Each line below should be retyped exactly, with no pictures.

• [Supplied entries]:
=====

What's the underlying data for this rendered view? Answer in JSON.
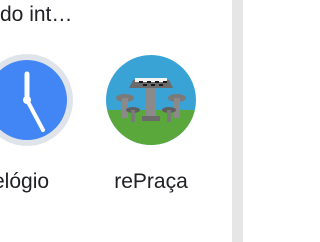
{
  "top_label": "do int…",
  "apps": [
    {
      "name": "Relógio",
      "visible_label": "elógio",
      "icon": "clock-icon"
    },
    {
      "name": "rePraça",
      "visible_label": "rePraça",
      "icon": "repraca-icon"
    }
  ],
  "colors": {
    "clock_face": "#4285f4",
    "clock_ring": "#dfe3ea",
    "repraca_sky": "#3aa3d6",
    "repraca_grass": "#5aa83c",
    "side_strip": "#e6e6e6"
  }
}
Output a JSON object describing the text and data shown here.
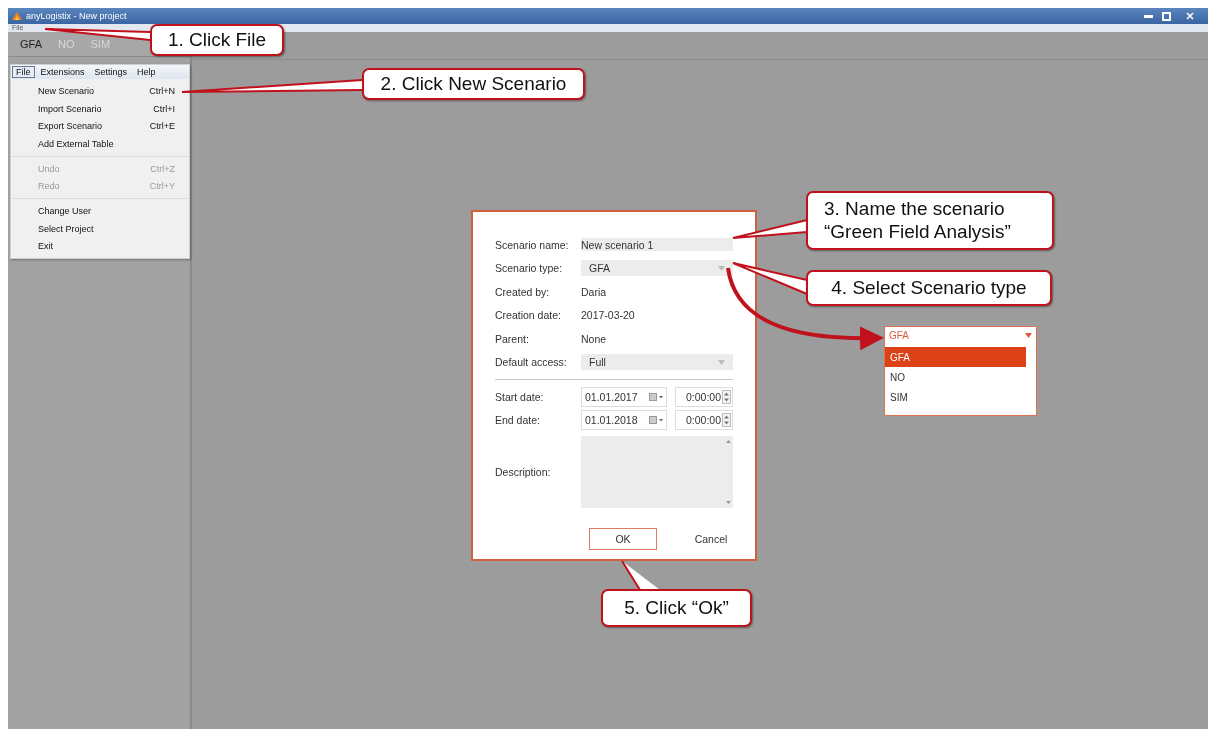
{
  "window": {
    "title": "anyLogistix - New project"
  },
  "menubar": [
    {
      "label": "File"
    }
  ],
  "toolbar_tabs": [
    {
      "label": "GFA",
      "selected": true
    },
    {
      "label": "NO",
      "selected": false
    },
    {
      "label": "SIM",
      "selected": false
    }
  ],
  "menu": {
    "bar": [
      {
        "label": "File",
        "selected": true
      },
      {
        "label": "Extensions",
        "selected": false
      },
      {
        "label": "Settings",
        "selected": false
      },
      {
        "label": "Help",
        "selected": false
      }
    ],
    "groups": [
      [
        {
          "label": "New Scenario",
          "shortcut": "Ctrl+N",
          "disabled": false
        },
        {
          "label": "Import Scenario",
          "shortcut": "Ctrl+I",
          "disabled": false
        },
        {
          "label": "Export Scenario",
          "shortcut": "Ctrl+E",
          "disabled": false
        },
        {
          "label": "Add External Table",
          "disabled": false
        }
      ],
      [
        {
          "label": "Undo",
          "shortcut": "Ctrl+Z",
          "disabled": true
        },
        {
          "label": "Redo",
          "shortcut": "Ctrl+Y",
          "disabled": true
        }
      ],
      [
        {
          "label": "Change User",
          "disabled": false
        },
        {
          "label": "Select Project",
          "disabled": false
        },
        {
          "label": "Exit",
          "disabled": false
        }
      ]
    ]
  },
  "dialog": {
    "fields": [
      {
        "kind": "text",
        "label": "Scenario name:",
        "value": "New scenario 1"
      },
      {
        "kind": "dropdown",
        "label": "Scenario type:",
        "value": "GFA"
      },
      {
        "kind": "static",
        "label": "Created by:",
        "value": "Daria"
      },
      {
        "kind": "static",
        "label": "Creation date:",
        "value": "2017-03-20"
      },
      {
        "kind": "static",
        "label": "Parent:",
        "value": "None"
      },
      {
        "kind": "dropdown",
        "label": "Default access:",
        "value": "Full"
      },
      {
        "kind": "separator"
      },
      {
        "kind": "datetime",
        "label": "Start date:",
        "date": "01.01.2017",
        "time": "0:00:00"
      },
      {
        "kind": "datetime",
        "label": "End date:",
        "date": "01.01.2018",
        "time": "0:00:00"
      },
      {
        "kind": "textarea",
        "label": "Description:"
      }
    ],
    "buttons": [
      {
        "label": "OK",
        "kind": "primary"
      },
      {
        "label": "Cancel",
        "kind": "plain"
      }
    ]
  },
  "type_popup": {
    "value": "GFA",
    "options": [
      {
        "label": "GFA",
        "selected": true
      },
      {
        "label": "NO",
        "selected": false
      },
      {
        "label": "SIM",
        "selected": false
      }
    ]
  },
  "callouts": [
    {
      "text": "1. Click File"
    },
    {
      "text": "2. Click New Scenario"
    },
    {
      "text": "3. Name the scenario\n“Green Field Analysis”"
    },
    {
      "text": "4. Select Scenario type"
    },
    {
      "text": "5. Click “Ok”"
    }
  ]
}
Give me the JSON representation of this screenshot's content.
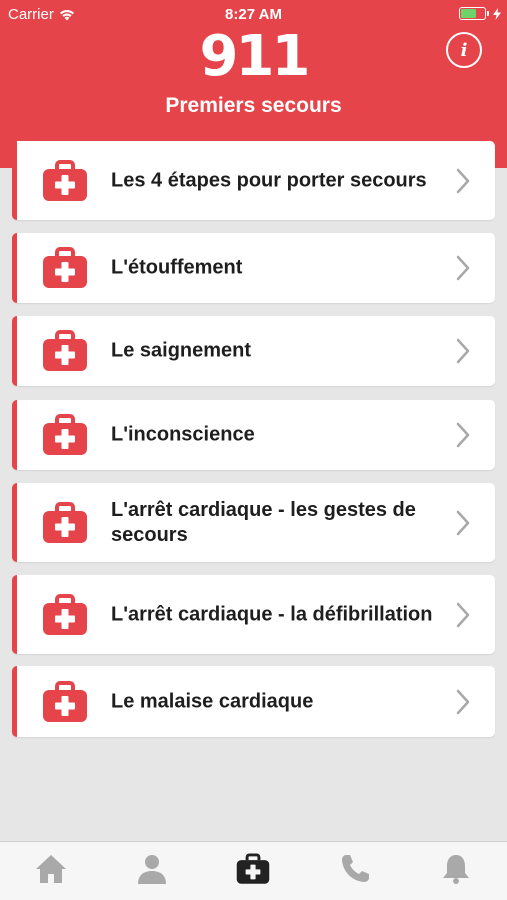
{
  "status_bar": {
    "carrier": "Carrier",
    "time": "8:27 AM",
    "battery_level": 0.7,
    "battery_color": "#6fd36b"
  },
  "header": {
    "logo": "911",
    "subtitle": "Premiers secours",
    "info_icon": "info-icon",
    "background": "#e5454a"
  },
  "items": [
    {
      "label": "Les 4 étapes pour porter secours",
      "icon": "first-aid-kit-icon"
    },
    {
      "label": "L'étouffement",
      "icon": "first-aid-kit-icon"
    },
    {
      "label": "Le saignement",
      "icon": "first-aid-kit-icon"
    },
    {
      "label": "L'inconscience",
      "icon": "first-aid-kit-icon"
    },
    {
      "label": "L'arrêt cardiaque - les gestes de secours",
      "icon": "first-aid-kit-icon"
    },
    {
      "label": "L'arrêt cardiaque - la défibrillation",
      "icon": "first-aid-kit-icon"
    },
    {
      "label": "Le malaise cardiaque",
      "icon": "first-aid-kit-icon"
    }
  ],
  "tabs": [
    {
      "icon": "home-icon",
      "active": false
    },
    {
      "icon": "person-icon",
      "active": false
    },
    {
      "icon": "first-aid-kit-icon",
      "active": true
    },
    {
      "icon": "phone-icon",
      "active": false
    },
    {
      "icon": "bell-icon",
      "active": false
    }
  ]
}
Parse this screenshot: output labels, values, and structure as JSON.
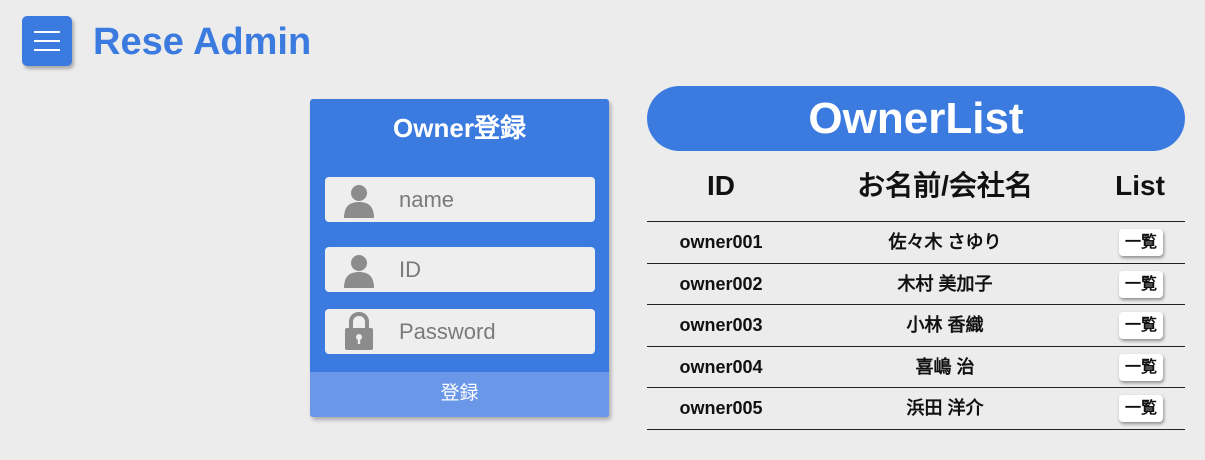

=====

• [Expected output]:
What's the underlying data for this rendered view? Answer in JSON.
{
  "top_label": "do int…",
  "apps": [
    {
      "name": "Relógio",
      "visible_label": "elógio",
      "icon": "clock-icon"
    },
    {
      "name": "rePraça",
      "visible_label": "rePraça",
      "icon": "repraca-icon"
    }
  ],
  "colors": {
    "clock_face": "#4285f4",
    "clock_ring": "#dfe3ea",
    "repraca_sky": "#3aa3d6",
    "repraca_grass": "#5aa83c",
    "side_strip": "#e6e6e6"
  }
}
Output a JSON object describing the text and data shown here.
{
  "window": {
    "title": "anyLogistix - New project"
  },
  "menubar": [
    {
      "label": "File"
    }
  ],
  "toolbar_tabs": [
    {
      "label": "GFA",
      "selected": true
    },
    {
      "label": "NO",
      "selected": false
    },
    {
      "label": "SIM",
      "selected": false
    }
  ],
  "menu": {
    "bar": [
      {
        "label": "File",
        "selected": true
      },
      {
        "label": "Extensions",
        "selected": false
      },
      {
        "label": "Settings",
        "selected": false
      },
      {
        "label": "Help",
        "selected": false
      }
    ],
    "groups": [
      [
        {
          "label": "New Scenario",
          "shortcut": "Ctrl+N",
          "disabled": false
        },
        {
          "label": "Import Scenario",
          "shortcut": "Ctrl+I",
          "disabled": false
        },
        {
          "label": "Export Scenario",
          "shortcut": "Ctrl+E",
          "disabled": false
        },
        {
          "label": "Add External Table",
          "disabled": false
        }
      ],
      [
        {
          "label": "Undo",
          "shortcut": "Ctrl+Z",
          "disabled": true
        },
        {
          "label": "Redo",
          "shortcut": "Ctrl+Y",
          "disabled": true
        }
      ],
      [
        {
          "label": "Change User",
          "disabled": false
        },
        {
          "label": "Select Project",
          "disabled": false
        },
        {
          "label": "Exit",
          "disabled": false
        }
      ]
    ]
  },
  "dialog": {
    "fields": [
      {
        "kind": "text",
        "label": "Scenario name:",
        "value": "New scenario 1"
      },
      {
        "kind": "dropdown",
        "label": "Scenario type:",
        "value": "GFA"
      },
      {
        "kind": "static",
        "label": "Created by:",
        "value": "Daria"
      },
      {
        "kind": "static",
        "label": "Creation date:",
        "value": "2017-03-20"
      },
      {
        "kind": "static",
        "label": "Parent:",
        "value": "None"
      },
      {
        "kind": "dropdown",
        "label": "Default access:",
        "value": "Full"
      },
      {
        "kind": "separator"
      },
      {
        "kind": "datetime",
        "label": "Start date:",
        "date": "01.01.2017",
        "time": "0:00:00"
      },
      {
        "kind": "datetime",
        "label": "End date:",
        "date": "01.01.2018",
        "time": "0:00:00"
      },
      {
        "kind": "textarea",
        "label": "Description:"
      }
    ],
    "buttons": [
      {
        "label": "OK",
        "kind": "primary"
      },
      {
        "label": "Cancel",
        "kind": "plain"
      }
    ]
  },
  "type_popup": {
    "value": "GFA",
    "options": [
      {
        "label": "GFA",
        "selected": true
      },
      {
        "label": "NO",
        "selected": false
      },
      {
        "label": "SIM",
        "selected": false
      }
    ]
  },
  "callouts": [
    {
      "text": "1. Click File"
    },
    {
      "text": "2. Click New Scenario"
    },
    {
      "text": "3. Name the scenario\n“Green Field Analysis”"
    },
    {
      "text": "4. Select Scenario type"
    },
    {
      "text": "5. Click “Ok”"
    }
  ]
}
Give me the JSON representation of this screenshot's content.
{
  "status_bar": {
    "carrier": "Carrier",
    "time": "8:27 AM",
    "battery_level": 0.7,
    "battery_color": "#6fd36b"
  },
  "header": {
    "logo": "911",
    "subtitle": "Premiers secours",
    "info_icon": "info-icon",
    "background": "#e5454a"
  },
  "items": [
    {
      "label": "Les 4 étapes pour porter secours",
      "icon": "first-aid-kit-icon"
    },
    {
      "label": "L'étouffement",
      "icon": "first-aid-kit-icon"
    },
    {
      "label": "Le saignement",
      "icon": "first-aid-kit-icon"
    },
    {
      "label": "L'inconscience",
      "icon": "first-aid-kit-icon"
    },
    {
      "label": "L'arrêt cardiaque - les gestes de secours",
      "icon": "first-aid-kit-icon"
    },
    {
      "label": "L'arrêt cardiaque - la défibrillation",
      "icon": "first-aid-kit-icon"
    },
    {
      "label": "Le malaise cardiaque",
      "icon": "first-aid-kit-icon"
    }
  ],
  "tabs": [
    {
      "icon": "home-icon",
      "active": false
    },
    {
      "icon": "person-icon",
      "active": false
    },
    {
      "icon": "first-aid-kit-icon",
      "active": true
    },
    {
      "icon": "phone-icon",
      "active": false
    },
    {
      "icon": "bell-icon",
      "active": false
    }
  ]
}
Parse this screenshot: output labels, values, and structure as JSON.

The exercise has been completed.